Problem details =
Only lines holding the word "screenshot" should be copied from the material.

The records =
▬▬▬▬▬▬▬▬▬▬

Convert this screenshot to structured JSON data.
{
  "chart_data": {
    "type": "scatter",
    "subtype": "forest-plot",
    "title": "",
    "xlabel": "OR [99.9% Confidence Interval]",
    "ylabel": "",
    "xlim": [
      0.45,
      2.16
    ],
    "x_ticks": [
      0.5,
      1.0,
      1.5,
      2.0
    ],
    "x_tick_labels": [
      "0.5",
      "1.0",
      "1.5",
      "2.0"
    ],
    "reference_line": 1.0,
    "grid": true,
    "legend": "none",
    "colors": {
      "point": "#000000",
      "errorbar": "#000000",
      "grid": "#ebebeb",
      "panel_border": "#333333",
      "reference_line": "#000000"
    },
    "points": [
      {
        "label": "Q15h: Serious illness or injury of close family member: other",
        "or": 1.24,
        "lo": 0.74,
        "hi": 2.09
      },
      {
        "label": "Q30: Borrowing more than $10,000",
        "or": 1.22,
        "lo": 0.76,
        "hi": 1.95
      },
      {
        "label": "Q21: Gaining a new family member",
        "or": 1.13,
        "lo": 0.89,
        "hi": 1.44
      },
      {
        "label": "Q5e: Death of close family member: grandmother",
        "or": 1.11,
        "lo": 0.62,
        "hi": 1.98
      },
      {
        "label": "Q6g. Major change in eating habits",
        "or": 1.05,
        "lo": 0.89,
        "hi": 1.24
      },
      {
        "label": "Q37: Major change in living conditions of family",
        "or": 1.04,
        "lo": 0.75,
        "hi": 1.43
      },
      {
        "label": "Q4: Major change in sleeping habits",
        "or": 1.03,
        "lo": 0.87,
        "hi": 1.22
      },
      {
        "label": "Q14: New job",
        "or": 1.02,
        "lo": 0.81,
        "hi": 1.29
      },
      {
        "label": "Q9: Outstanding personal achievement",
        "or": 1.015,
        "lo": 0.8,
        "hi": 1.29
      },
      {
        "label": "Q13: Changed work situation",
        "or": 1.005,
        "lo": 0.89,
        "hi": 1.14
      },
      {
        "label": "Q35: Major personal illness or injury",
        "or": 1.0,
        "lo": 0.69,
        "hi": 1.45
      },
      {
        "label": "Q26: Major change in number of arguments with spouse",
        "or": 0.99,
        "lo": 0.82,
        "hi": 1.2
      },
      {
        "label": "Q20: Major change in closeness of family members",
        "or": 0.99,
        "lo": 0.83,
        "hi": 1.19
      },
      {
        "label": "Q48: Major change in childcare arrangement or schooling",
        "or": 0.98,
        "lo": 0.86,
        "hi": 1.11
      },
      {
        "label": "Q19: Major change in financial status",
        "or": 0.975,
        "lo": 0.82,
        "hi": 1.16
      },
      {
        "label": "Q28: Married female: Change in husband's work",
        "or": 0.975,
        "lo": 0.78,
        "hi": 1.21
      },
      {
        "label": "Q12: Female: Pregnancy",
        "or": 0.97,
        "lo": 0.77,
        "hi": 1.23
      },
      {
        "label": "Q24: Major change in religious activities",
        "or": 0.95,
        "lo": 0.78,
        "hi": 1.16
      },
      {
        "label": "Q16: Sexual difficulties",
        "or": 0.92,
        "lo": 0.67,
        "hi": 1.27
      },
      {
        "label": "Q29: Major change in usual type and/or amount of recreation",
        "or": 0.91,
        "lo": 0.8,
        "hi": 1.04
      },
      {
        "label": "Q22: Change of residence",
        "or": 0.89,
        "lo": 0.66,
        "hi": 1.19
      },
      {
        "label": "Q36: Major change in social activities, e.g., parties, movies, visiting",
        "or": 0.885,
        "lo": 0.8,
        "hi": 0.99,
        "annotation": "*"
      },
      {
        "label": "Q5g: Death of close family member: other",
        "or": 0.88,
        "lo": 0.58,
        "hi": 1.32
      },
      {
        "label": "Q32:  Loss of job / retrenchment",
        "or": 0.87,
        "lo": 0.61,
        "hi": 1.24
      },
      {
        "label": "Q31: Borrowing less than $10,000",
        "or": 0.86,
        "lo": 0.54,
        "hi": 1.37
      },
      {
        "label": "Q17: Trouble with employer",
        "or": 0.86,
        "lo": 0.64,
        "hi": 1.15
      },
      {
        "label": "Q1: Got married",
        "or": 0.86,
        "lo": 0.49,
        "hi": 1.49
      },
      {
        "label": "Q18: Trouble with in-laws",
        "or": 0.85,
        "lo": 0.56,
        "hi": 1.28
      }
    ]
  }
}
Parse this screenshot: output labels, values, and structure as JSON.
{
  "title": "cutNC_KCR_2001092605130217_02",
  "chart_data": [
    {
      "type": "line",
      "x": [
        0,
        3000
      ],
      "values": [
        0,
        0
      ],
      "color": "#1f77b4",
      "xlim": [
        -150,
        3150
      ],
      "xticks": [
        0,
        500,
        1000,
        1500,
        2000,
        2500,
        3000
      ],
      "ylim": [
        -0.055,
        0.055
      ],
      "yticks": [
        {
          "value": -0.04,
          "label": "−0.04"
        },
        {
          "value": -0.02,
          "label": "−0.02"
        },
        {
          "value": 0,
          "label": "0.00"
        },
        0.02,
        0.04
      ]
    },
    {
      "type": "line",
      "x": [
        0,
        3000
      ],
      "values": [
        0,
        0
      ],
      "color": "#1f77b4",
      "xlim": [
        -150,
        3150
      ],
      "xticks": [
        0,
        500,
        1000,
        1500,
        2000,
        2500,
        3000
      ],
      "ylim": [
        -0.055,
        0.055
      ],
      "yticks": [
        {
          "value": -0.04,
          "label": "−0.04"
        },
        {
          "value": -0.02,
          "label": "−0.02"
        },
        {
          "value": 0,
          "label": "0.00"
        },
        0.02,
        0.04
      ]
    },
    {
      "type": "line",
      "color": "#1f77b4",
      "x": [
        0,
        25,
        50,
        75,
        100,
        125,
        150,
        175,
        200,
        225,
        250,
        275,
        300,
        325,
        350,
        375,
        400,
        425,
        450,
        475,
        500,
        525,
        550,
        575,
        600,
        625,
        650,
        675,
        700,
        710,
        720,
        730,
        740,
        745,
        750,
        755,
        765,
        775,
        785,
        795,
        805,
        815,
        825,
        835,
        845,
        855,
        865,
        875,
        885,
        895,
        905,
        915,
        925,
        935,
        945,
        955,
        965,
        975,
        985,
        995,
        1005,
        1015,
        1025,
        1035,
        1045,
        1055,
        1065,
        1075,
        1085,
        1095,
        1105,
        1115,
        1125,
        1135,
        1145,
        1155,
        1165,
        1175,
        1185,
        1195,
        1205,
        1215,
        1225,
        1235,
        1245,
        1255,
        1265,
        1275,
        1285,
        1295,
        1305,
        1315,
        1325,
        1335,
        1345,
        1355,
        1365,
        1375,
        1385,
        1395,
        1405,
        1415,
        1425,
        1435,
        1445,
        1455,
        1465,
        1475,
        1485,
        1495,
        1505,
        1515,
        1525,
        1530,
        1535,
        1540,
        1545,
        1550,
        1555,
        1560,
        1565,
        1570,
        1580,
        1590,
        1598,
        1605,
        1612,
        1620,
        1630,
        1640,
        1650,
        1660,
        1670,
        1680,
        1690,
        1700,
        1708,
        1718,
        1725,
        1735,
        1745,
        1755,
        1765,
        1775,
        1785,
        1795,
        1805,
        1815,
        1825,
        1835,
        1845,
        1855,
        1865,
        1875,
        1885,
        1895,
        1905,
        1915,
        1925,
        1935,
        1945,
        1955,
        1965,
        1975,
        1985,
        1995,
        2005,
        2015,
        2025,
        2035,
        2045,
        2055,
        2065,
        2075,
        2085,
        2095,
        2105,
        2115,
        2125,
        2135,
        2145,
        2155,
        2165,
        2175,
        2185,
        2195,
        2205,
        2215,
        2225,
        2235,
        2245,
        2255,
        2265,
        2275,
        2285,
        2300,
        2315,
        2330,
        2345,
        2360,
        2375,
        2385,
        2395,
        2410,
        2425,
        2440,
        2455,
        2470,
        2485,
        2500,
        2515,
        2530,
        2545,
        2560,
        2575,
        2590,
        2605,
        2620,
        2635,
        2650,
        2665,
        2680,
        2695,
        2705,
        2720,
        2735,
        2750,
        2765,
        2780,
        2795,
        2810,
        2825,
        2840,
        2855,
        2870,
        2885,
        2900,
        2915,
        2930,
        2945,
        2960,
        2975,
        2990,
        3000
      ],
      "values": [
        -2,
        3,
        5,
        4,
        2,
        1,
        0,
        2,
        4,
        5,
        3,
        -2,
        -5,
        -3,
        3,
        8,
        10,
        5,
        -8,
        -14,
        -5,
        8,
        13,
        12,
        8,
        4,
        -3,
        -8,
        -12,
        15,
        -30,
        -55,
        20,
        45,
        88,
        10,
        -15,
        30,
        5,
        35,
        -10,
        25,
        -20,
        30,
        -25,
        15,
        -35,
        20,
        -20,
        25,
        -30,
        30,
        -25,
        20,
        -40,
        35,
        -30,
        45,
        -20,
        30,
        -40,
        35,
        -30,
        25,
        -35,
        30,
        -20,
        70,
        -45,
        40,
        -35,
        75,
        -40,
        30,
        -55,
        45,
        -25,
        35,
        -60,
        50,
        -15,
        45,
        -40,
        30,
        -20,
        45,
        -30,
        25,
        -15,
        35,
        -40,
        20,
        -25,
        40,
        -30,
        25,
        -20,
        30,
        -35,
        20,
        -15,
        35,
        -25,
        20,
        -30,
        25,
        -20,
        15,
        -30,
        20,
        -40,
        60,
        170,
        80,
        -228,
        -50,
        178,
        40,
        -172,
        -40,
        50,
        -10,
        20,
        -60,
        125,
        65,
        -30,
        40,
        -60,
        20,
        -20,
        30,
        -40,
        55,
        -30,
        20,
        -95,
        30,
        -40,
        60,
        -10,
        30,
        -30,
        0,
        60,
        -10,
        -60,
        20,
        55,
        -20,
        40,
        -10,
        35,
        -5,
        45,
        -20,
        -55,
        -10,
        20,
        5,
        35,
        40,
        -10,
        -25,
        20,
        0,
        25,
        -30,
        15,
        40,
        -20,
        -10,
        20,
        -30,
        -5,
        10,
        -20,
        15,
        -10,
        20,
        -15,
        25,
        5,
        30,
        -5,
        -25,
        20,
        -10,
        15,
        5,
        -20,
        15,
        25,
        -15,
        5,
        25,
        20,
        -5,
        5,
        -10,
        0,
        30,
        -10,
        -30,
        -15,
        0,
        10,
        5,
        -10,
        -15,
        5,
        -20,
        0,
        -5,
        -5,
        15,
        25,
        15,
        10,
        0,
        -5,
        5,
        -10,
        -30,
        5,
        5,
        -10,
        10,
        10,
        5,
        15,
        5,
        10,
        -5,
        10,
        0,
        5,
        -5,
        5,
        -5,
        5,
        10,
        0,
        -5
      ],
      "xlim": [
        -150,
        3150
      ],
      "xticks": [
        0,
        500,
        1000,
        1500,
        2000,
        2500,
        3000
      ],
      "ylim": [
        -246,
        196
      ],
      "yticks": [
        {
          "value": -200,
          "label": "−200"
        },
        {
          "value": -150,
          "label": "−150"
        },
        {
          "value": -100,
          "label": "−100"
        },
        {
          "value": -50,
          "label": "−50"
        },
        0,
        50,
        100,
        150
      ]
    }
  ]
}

▬▬▬▬▬▬▬▬▬▬

Task solution =
Convert this screenshot to structured JSON data.
Parse this screenshot: output labels, values, and structure as JSON.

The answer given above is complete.